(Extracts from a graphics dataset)
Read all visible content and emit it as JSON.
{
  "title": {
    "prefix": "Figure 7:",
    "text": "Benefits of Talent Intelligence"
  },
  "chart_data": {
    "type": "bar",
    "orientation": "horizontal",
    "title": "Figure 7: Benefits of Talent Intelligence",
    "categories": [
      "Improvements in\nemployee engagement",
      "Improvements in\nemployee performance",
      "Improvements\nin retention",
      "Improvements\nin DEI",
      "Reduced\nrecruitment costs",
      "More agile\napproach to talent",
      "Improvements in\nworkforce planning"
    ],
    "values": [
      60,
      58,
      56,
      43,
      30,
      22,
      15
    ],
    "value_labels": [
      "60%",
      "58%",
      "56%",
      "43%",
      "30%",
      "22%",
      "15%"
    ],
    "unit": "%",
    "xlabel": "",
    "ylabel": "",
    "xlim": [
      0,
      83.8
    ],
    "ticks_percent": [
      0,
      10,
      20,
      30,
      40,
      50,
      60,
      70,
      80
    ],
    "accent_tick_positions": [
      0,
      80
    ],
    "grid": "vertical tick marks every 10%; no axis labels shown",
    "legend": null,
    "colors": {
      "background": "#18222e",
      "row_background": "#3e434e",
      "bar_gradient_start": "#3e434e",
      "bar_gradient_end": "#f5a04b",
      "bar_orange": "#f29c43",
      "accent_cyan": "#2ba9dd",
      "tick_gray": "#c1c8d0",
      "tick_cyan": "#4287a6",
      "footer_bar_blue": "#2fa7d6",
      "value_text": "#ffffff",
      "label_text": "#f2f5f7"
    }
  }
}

* _TASK OBJECTIVE_
In the listing above, find the lines holding the word "Intelligence" and copy them.

* _TASK OUTPUT_
    "text": "Benefits of Talent Intelligence"
    "title": "Figure 7: Benefits of Talent Intelligence",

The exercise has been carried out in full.